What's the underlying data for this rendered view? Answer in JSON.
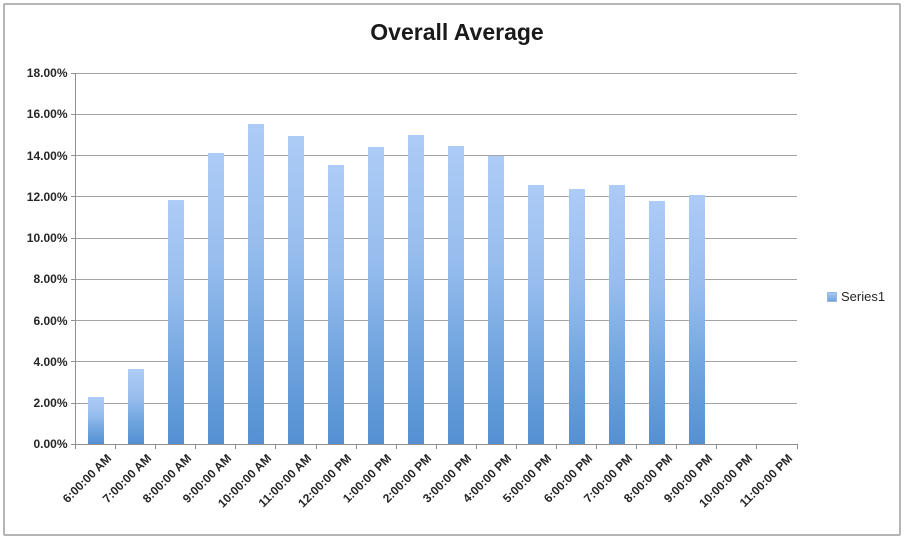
{
  "chart_data": {
    "type": "bar",
    "title": "Overall Average",
    "categories": [
      "6:00:00 AM",
      "7:00:00 AM",
      "8:00:00 AM",
      "9:00:00 AM",
      "10:00:00 AM",
      "11:00:00 AM",
      "12:00:00 PM",
      "1:00:00 PM",
      "2:00:00 PM",
      "3:00:00 PM",
      "4:00:00 PM",
      "5:00:00 PM",
      "6:00:00 PM",
      "7:00:00 PM",
      "8:00:00 PM",
      "9:00:00 PM",
      "10:00:00 PM",
      "11:00:00 PM"
    ],
    "series": [
      {
        "name": "Series1",
        "values": [
          2.3,
          3.65,
          11.85,
          14.1,
          15.55,
          14.95,
          13.55,
          14.4,
          15.0,
          14.45,
          14.0,
          12.55,
          12.4,
          12.55,
          11.8,
          12.1,
          0,
          0
        ]
      }
    ],
    "value_unit": "%",
    "xlabel": "",
    "ylabel": "",
    "ylim": [
      0,
      18
    ],
    "y_tick_step": 2,
    "y_ticks": [
      {
        "value": 18,
        "label": "18.00%"
      },
      {
        "value": 16,
        "label": "16.00%"
      },
      {
        "value": 14,
        "label": "14.00%"
      },
      {
        "value": 12,
        "label": "12.00%"
      },
      {
        "value": 10,
        "label": "10.00%"
      },
      {
        "value": 8,
        "label": "8.00%"
      },
      {
        "value": 6,
        "label": "6.00%"
      },
      {
        "value": 4,
        "label": "4.00%"
      },
      {
        "value": 2,
        "label": "2.00%"
      },
      {
        "value": 0,
        "label": "0.00%"
      }
    ],
    "grid": true,
    "legend_position": "right",
    "legend_entries": [
      "Series1"
    ],
    "colors": {
      "bar_gradient_top": "#adccf6",
      "bar_gradient_bottom": "#5590d2",
      "gridline": "#a3a3a3",
      "axis": "#8f8f8f",
      "label_text": "#262626",
      "title_text": "#1a1a1a",
      "frame_border": "#b5b5b5",
      "background": "#ffffff"
    }
  }
}
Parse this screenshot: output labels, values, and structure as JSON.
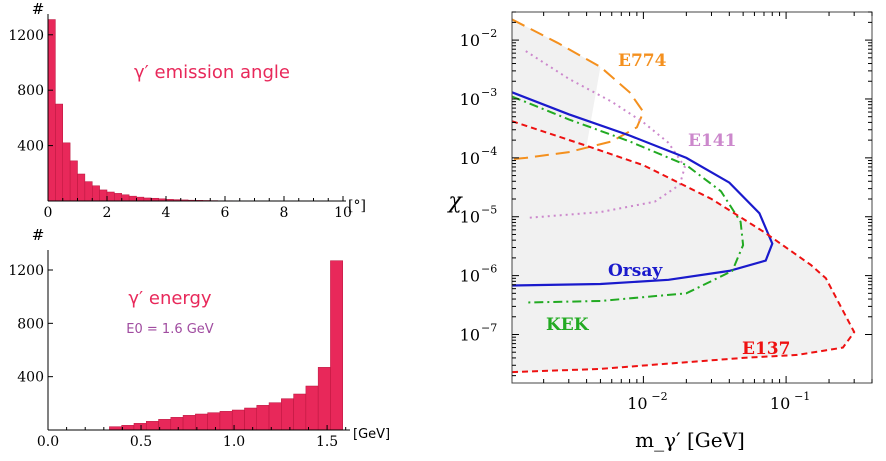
{
  "chart_data": [
    {
      "type": "bar",
      "title": "γ′ emission angle",
      "ylabel": "#",
      "xlabel": "[°]",
      "xlim": [
        0,
        10
      ],
      "ylim": [
        0,
        1350
      ],
      "xticks": [
        0,
        2,
        4,
        6,
        8,
        10
      ],
      "yticks": [
        400,
        800,
        1200
      ],
      "bin_width": 0.25,
      "bin_start": 0,
      "values": [
        1310,
        700,
        420,
        290,
        195,
        140,
        110,
        80,
        65,
        55,
        45,
        35,
        28,
        22,
        20,
        16,
        12,
        10,
        8,
        6,
        5,
        4,
        3,
        2,
        2,
        1,
        1,
        1,
        1,
        0,
        0,
        0,
        0,
        0,
        0,
        0,
        0,
        0,
        0,
        0
      ],
      "color": "#e8285a"
    },
    {
      "type": "bar",
      "title": "γ′ energy",
      "annotation": "E0 = 1.6 GeV",
      "ylabel": "#",
      "xlabel": "[GeV]",
      "xlim": [
        0,
        1.65
      ],
      "ylim": [
        0,
        1350
      ],
      "xticks": [
        "0.0",
        "0.5",
        "1.0",
        "1.5"
      ],
      "xtick_values": [
        0,
        0.5,
        1.0,
        1.5
      ],
      "yticks": [
        400,
        800,
        1200
      ],
      "bin_width": 0.066,
      "bins_x_start": [
        0.33,
        0.396,
        0.462,
        0.528,
        0.594,
        0.66,
        0.726,
        0.792,
        0.858,
        0.924,
        0.99,
        1.056,
        1.122,
        1.188,
        1.254,
        1.32,
        1.386,
        1.452,
        1.518
      ],
      "values": [
        25,
        35,
        50,
        65,
        80,
        95,
        110,
        120,
        130,
        140,
        150,
        165,
        185,
        205,
        235,
        270,
        330,
        470,
        1270
      ],
      "color": "#e8285a"
    },
    {
      "type": "line",
      "ylabel": "χ",
      "xlabel": "m_γ′ [GeV]",
      "xscale": "log",
      "yscale": "log",
      "xlim": [
        0.0012,
        0.4
      ],
      "ylim": [
        1.5e-08,
        0.03
      ],
      "xtick_labels": [
        "10",
        "10"
      ],
      "xtick_exponents": [
        "−2",
        "−1"
      ],
      "xtick_values": [
        0.01,
        0.1
      ],
      "ytick_labels": [
        "10",
        "10",
        "10",
        "10",
        "10",
        "10"
      ],
      "ytick_exponents": [
        "−2",
        "−3",
        "−4",
        "−5",
        "−6",
        "−7"
      ],
      "ytick_values": [
        0.01,
        0.001,
        0.0001,
        1e-05,
        1e-06,
        1e-07
      ],
      "excluded_region_color": "#f1f1f1",
      "series": [
        {
          "name": "E774",
          "color": "#f4901e",
          "style": "longdash",
          "points": [
            [
              0.0012,
              0.0225
            ],
            [
              0.0025,
              0.009
            ],
            [
              0.005,
              0.0035
            ],
            [
              0.008,
              0.0013
            ],
            [
              0.01,
              0.0006
            ],
            [
              0.009,
              0.00033
            ],
            [
              0.006,
              0.00019
            ],
            [
              0.003,
              0.000125
            ],
            [
              0.0015,
              0.0001
            ],
            [
              0.0012,
              9.5e-05
            ]
          ]
        },
        {
          "name": "E141",
          "color": "#cc88cc",
          "style": "dotted",
          "points": [
            [
              0.0015,
              0.0065
            ],
            [
              0.003,
              0.0022
            ],
            [
              0.006,
              0.0009
            ],
            [
              0.01,
              0.0004
            ],
            [
              0.015,
              0.00018
            ],
            [
              0.0195,
              7e-05
            ],
            [
              0.018,
              3.5e-05
            ],
            [
              0.012,
              1.8e-05
            ],
            [
              0.005,
              1.2e-05
            ],
            [
              0.0015,
              9.5e-06
            ]
          ]
        },
        {
          "name": "Orsay",
          "color": "#1a1acc",
          "style": "solid",
          "points": [
            [
              0.0012,
              0.0013
            ],
            [
              0.003,
              0.00055
            ],
            [
              0.008,
              0.00024
            ],
            [
              0.02,
              0.0001
            ],
            [
              0.04,
              3.8e-05
            ],
            [
              0.065,
              1.15e-05
            ],
            [
              0.08,
              3.5e-06
            ],
            [
              0.072,
              1.8e-06
            ],
            [
              0.04,
              1.2e-06
            ],
            [
              0.015,
              8.5e-07
            ],
            [
              0.005,
              7.2e-07
            ],
            [
              0.0012,
              6.8e-07
            ]
          ]
        },
        {
          "name": "KEK",
          "color": "#22aa22",
          "style": "dashdot",
          "points": [
            [
              0.0012,
              0.0011
            ],
            [
              0.003,
              0.00045
            ],
            [
              0.008,
              0.00019
            ],
            [
              0.02,
              7.5e-05
            ],
            [
              0.035,
              2.7e-05
            ],
            [
              0.048,
              8.2e-06
            ],
            [
              0.05,
              3.3e-06
            ],
            [
              0.042,
              1.2e-06
            ],
            [
              0.02,
              5e-07
            ],
            [
              0.005,
              3.7e-07
            ],
            [
              0.0015,
              3.5e-07
            ]
          ]
        },
        {
          "name": "E137",
          "color": "#ee1111",
          "style": "shortdash",
          "points": [
            [
              0.0012,
              0.00042
            ],
            [
              0.004,
              0.00016
            ],
            [
              0.01,
              7.5e-05
            ],
            [
              0.03,
              2e-05
            ],
            [
              0.07,
              5.5e-06
            ],
            [
              0.15,
              1.5e-06
            ],
            [
              0.19,
              9e-07
            ],
            [
              0.3,
              1.1e-07
            ],
            [
              0.25,
              6e-08
            ],
            [
              0.12,
              4.5e-08
            ],
            [
              0.05,
              4e-08
            ],
            [
              0.015,
              3.2e-08
            ],
            [
              0.005,
              2.6e-08
            ],
            [
              0.0012,
              2.3e-08
            ]
          ]
        }
      ]
    }
  ]
}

• • • •

Copy out every line of the data that includes the word "this".

What's the underlying data for this rendered view? Answer in JSON.
Parse this screenshot: output labels, values, and structure as JSON.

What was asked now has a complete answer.